- Exercise objective -
Below is a listing to transcribe in full and exactly; keep the pictures out.

>> start Supplied entries

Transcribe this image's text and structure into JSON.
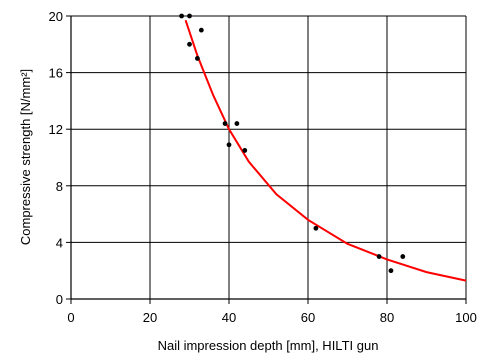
{
  "chart_data": {
    "type": "scatter",
    "title": "",
    "xlabel": "Nail impression depth [mm], HILTI gun",
    "ylabel": "Compressive strength [N/mm²]",
    "xlim": [
      0,
      100
    ],
    "ylim": [
      0,
      20
    ],
    "xticks": [
      "0",
      "20",
      "40",
      "60",
      "80",
      "100"
    ],
    "yticks": [
      "0",
      "4",
      "8",
      "12",
      "16",
      "20"
    ],
    "grid": true,
    "points": [
      {
        "x": 28,
        "y": 20
      },
      {
        "x": 30,
        "y": 20
      },
      {
        "x": 30,
        "y": 18
      },
      {
        "x": 32,
        "y": 17
      },
      {
        "x": 33,
        "y": 19
      },
      {
        "x": 39,
        "y": 12.4
      },
      {
        "x": 40,
        "y": 10.9
      },
      {
        "x": 42,
        "y": 12.4
      },
      {
        "x": 44,
        "y": 10.5
      },
      {
        "x": 62,
        "y": 5
      },
      {
        "x": 78,
        "y": 3
      },
      {
        "x": 81,
        "y": 2
      },
      {
        "x": 84,
        "y": 3
      }
    ],
    "fit_curve": {
      "color": "#ff0000",
      "x": [
        29,
        32,
        36,
        40,
        45,
        52,
        60,
        70,
        80,
        90,
        100
      ],
      "y": [
        19.7,
        17.2,
        14.4,
        12.0,
        9.7,
        7.4,
        5.6,
        3.9,
        2.8,
        1.9,
        1.3
      ]
    },
    "point_color": "#000000"
  }
}
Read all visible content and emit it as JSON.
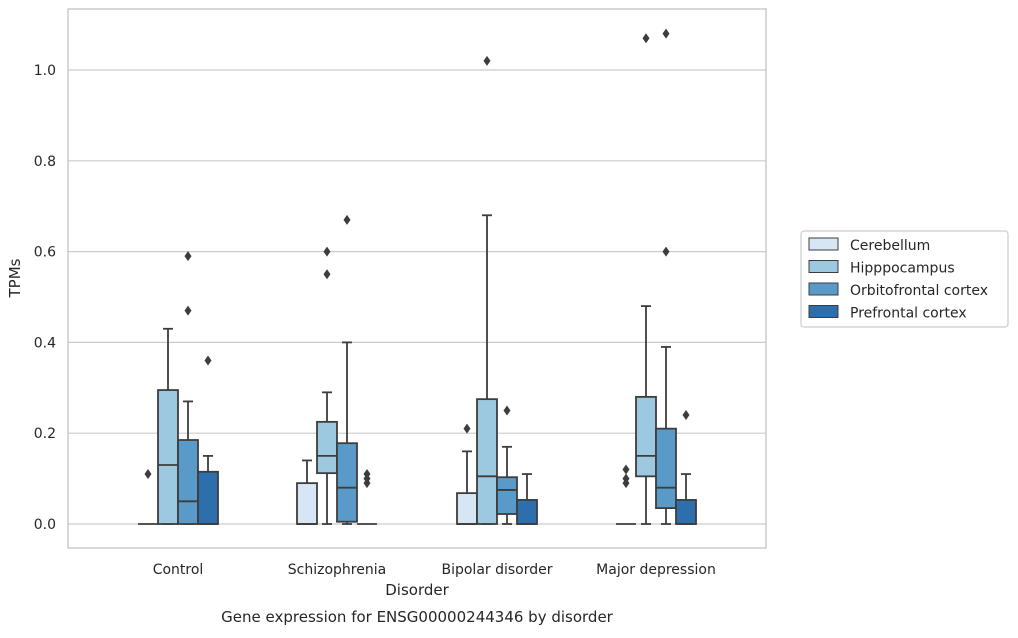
{
  "chart_data": {
    "type": "boxplot",
    "caption": "Gene expression for ENSG00000244346 by disorder",
    "xlabel": "Disorder",
    "ylabel": "TPMs",
    "ylim": [
      -0.05,
      1.14
    ],
    "yticks": [
      "0.0",
      "0.2",
      "0.4",
      "0.6",
      "0.8",
      "1.0"
    ],
    "grid": "horizontal",
    "legend_position": "right",
    "categories": [
      "Control",
      "Schizophrenia",
      "Bipolar disorder",
      "Major depression"
    ],
    "series": [
      {
        "name": "Cerebellum",
        "color": "#d6e6f4",
        "boxes": [
          {
            "min": 0.0,
            "q1": 0.0,
            "median": 0.0,
            "q3": 0.0,
            "max": 0.0,
            "outliers": [
              0.11
            ]
          },
          {
            "min": 0.0,
            "q1": 0.0,
            "median": 0.0,
            "q3": 0.09,
            "max": 0.14,
            "outliers": []
          },
          {
            "min": 0.0,
            "q1": 0.0,
            "median": 0.0,
            "q3": 0.068,
            "max": 0.16,
            "outliers": [
              0.21
            ]
          },
          {
            "min": 0.0,
            "q1": 0.0,
            "median": 0.0,
            "q3": 0.0,
            "max": 0.0,
            "outliers": [
              0.09,
              0.1,
              0.12
            ]
          }
        ]
      },
      {
        "name": "Hipppocampus",
        "color": "#9cc8e0",
        "boxes": [
          {
            "min": 0.0,
            "q1": 0.0,
            "median": 0.13,
            "q3": 0.295,
            "max": 0.43,
            "outliers": []
          },
          {
            "min": 0.0,
            "q1": 0.112,
            "median": 0.15,
            "q3": 0.225,
            "max": 0.29,
            "outliers": [
              0.55,
              0.6
            ]
          },
          {
            "min": 0.0,
            "q1": 0.0,
            "median": 0.105,
            "q3": 0.275,
            "max": 0.68,
            "outliers": [
              1.02
            ]
          },
          {
            "min": 0.0,
            "q1": 0.105,
            "median": 0.15,
            "q3": 0.28,
            "max": 0.48,
            "outliers": [
              1.07
            ]
          }
        ]
      },
      {
        "name": "Orbitofrontal cortex",
        "color": "#5a9ac9",
        "boxes": [
          {
            "min": 0.0,
            "q1": 0.0,
            "median": 0.05,
            "q3": 0.185,
            "max": 0.27,
            "outliers": [
              0.47,
              0.59
            ]
          },
          {
            "min": 0.0,
            "q1": 0.005,
            "median": 0.08,
            "q3": 0.178,
            "max": 0.4,
            "outliers": [
              0.67
            ]
          },
          {
            "min": 0.0,
            "q1": 0.022,
            "median": 0.075,
            "q3": 0.103,
            "max": 0.17,
            "outliers": [
              0.25
            ]
          },
          {
            "min": 0.0,
            "q1": 0.035,
            "median": 0.08,
            "q3": 0.21,
            "max": 0.39,
            "outliers": [
              0.6,
              1.08
            ]
          }
        ]
      },
      {
        "name": "Prefrontal cortex",
        "color": "#2d6fad",
        "boxes": [
          {
            "min": 0.0,
            "q1": 0.0,
            "median": 0.0,
            "q3": 0.115,
            "max": 0.15,
            "outliers": [
              0.36
            ]
          },
          {
            "min": 0.0,
            "q1": 0.0,
            "median": 0.0,
            "q3": 0.0,
            "max": 0.0,
            "outliers": [
              0.09,
              0.1,
              0.11
            ]
          },
          {
            "min": 0.0,
            "q1": 0.0,
            "median": 0.0,
            "q3": 0.053,
            "max": 0.11,
            "outliers": []
          },
          {
            "min": 0.0,
            "q1": 0.0,
            "median": 0.0,
            "q3": 0.053,
            "max": 0.11,
            "outliers": [
              0.24
            ]
          }
        ]
      }
    ]
  }
}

>> end Supplied entries

- Output for this task -
Transcribe this image's text and structure into JSON.
{
  "chart_data": {
    "type": "scatter",
    "title": "",
    "xlabel": "Nail impression depth [mm], HILTI gun",
    "ylabel": "Compressive strength [N/mm²]",
    "xlim": [
      0,
      100
    ],
    "ylim": [
      0,
      20
    ],
    "xticks": [
      "0",
      "20",
      "40",
      "60",
      "80",
      "100"
    ],
    "yticks": [
      "0",
      "4",
      "8",
      "12",
      "16",
      "20"
    ],
    "grid": true,
    "points": [
      {
        "x": 28,
        "y": 20
      },
      {
        "x": 30,
        "y": 20
      },
      {
        "x": 30,
        "y": 18
      },
      {
        "x": 32,
        "y": 17
      },
      {
        "x": 33,
        "y": 19
      },
      {
        "x": 39,
        "y": 12.4
      },
      {
        "x": 40,
        "y": 10.9
      },
      {
        "x": 42,
        "y": 12.4
      },
      {
        "x": 44,
        "y": 10.5
      },
      {
        "x": 62,
        "y": 5
      },
      {
        "x": 78,
        "y": 3
      },
      {
        "x": 81,
        "y": 2
      },
      {
        "x": 84,
        "y": 3
      }
    ],
    "fit_curve": {
      "color": "#ff0000",
      "x": [
        29,
        32,
        36,
        40,
        45,
        52,
        60,
        70,
        80,
        90,
        100
      ],
      "y": [
        19.7,
        17.2,
        14.4,
        12.0,
        9.7,
        7.4,
        5.6,
        3.9,
        2.8,
        1.9,
        1.3
      ]
    },
    "point_color": "#000000"
  }
}
Read all visible content and emit it as JSON.
{
  "chart_data": {
    "type": "boxplot",
    "caption": "Gene expression for ENSG00000244346 by disorder",
    "xlabel": "Disorder",
    "ylabel": "TPMs",
    "ylim": [
      -0.05,
      1.14
    ],
    "yticks": [
      "0.0",
      "0.2",
      "0.4",
      "0.6",
      "0.8",
      "1.0"
    ],
    "grid": "horizontal",
    "legend_position": "right",
    "categories": [
      "Control",
      "Schizophrenia",
      "Bipolar disorder",
      "Major depression"
    ],
    "series": [
      {
        "name": "Cerebellum",
        "color": "#d6e6f4",
        "boxes": [
          {
            "min": 0.0,
            "q1": 0.0,
            "median": 0.0,
            "q3": 0.0,
            "max": 0.0,
            "outliers": [
              0.11
            ]
          },
          {
            "min": 0.0,
            "q1": 0.0,
            "median": 0.0,
            "q3": 0.09,
            "max": 0.14,
            "outliers": []
          },
          {
            "min": 0.0,
            "q1": 0.0,
            "median": 0.0,
            "q3": 0.068,
            "max": 0.16,
            "outliers": [
              0.21
            ]
          },
          {
            "min": 0.0,
            "q1": 0.0,
            "median": 0.0,
            "q3": 0.0,
            "max": 0.0,
            "outliers": [
              0.09,
              0.1,
              0.12
            ]
          }
        ]
      },
      {
        "name": "Hipppocampus",
        "color": "#9cc8e0",
        "boxes": [
          {
            "min": 0.0,
            "q1": 0.0,
            "median": 0.13,
            "q3": 0.295,
            "max": 0.43,
            "outliers": []
          },
          {
            "min": 0.0,
            "q1": 0.112,
            "median": 0.15,
            "q3": 0.225,
            "max": 0.29,
            "outliers": [
              0.55,
              0.6
            ]
          },
          {
            "min": 0.0,
            "q1": 0.0,
            "median": 0.105,
            "q3": 0.275,
            "max": 0.68,
            "outliers": [
              1.02
            ]
          },
          {
            "min": 0.0,
            "q1": 0.105,
            "median": 0.15,
            "q3": 0.28,
            "max": 0.48,
            "outliers": [
              1.07
            ]
          }
        ]
      },
      {
        "name": "Orbitofrontal cortex",
        "color": "#5a9ac9",
        "boxes": [
          {
            "min": 0.0,
            "q1": 0.0,
            "median": 0.05,
            "q3": 0.185,
            "max": 0.27,
            "outliers": [
              0.47,
              0.59
            ]
          },
          {
            "min": 0.0,
            "q1": 0.005,
            "median": 0.08,
            "q3": 0.178,
            "max": 0.4,
            "outliers": [
              0.67
            ]
          },
          {
            "min": 0.0,
            "q1": 0.022,
            "median": 0.075,
            "q3": 0.103,
            "max": 0.17,
            "outliers": [
              0.25
            ]
          },
          {
            "min": 0.0,
            "q1": 0.035,
            "median": 0.08,
            "q3": 0.21,
            "max": 0.39,
            "outliers": [
              0.6,
              1.08
            ]
          }
        ]
      },
      {
        "name": "Prefrontal cortex",
        "color": "#2d6fad",
        "boxes": [
          {
            "min": 0.0,
            "q1": 0.0,
            "median": 0.0,
            "q3": 0.115,
            "max": 0.15,
            "outliers": [
              0.36
            ]
          },
          {
            "min": 0.0,
            "q1": 0.0,
            "median": 0.0,
            "q3": 0.0,
            "max": 0.0,
            "outliers": [
              0.09,
              0.1,
              0.11
            ]
          },
          {
            "min": 0.0,
            "q1": 0.0,
            "median": 0.0,
            "q3": 0.053,
            "max": 0.11,
            "outliers": []
          },
          {
            "min": 0.0,
            "q1": 0.0,
            "median": 0.0,
            "q3": 0.053,
            "max": 0.11,
            "outliers": [
              0.24
            ]
          }
        ]
      }
    ]
  }
}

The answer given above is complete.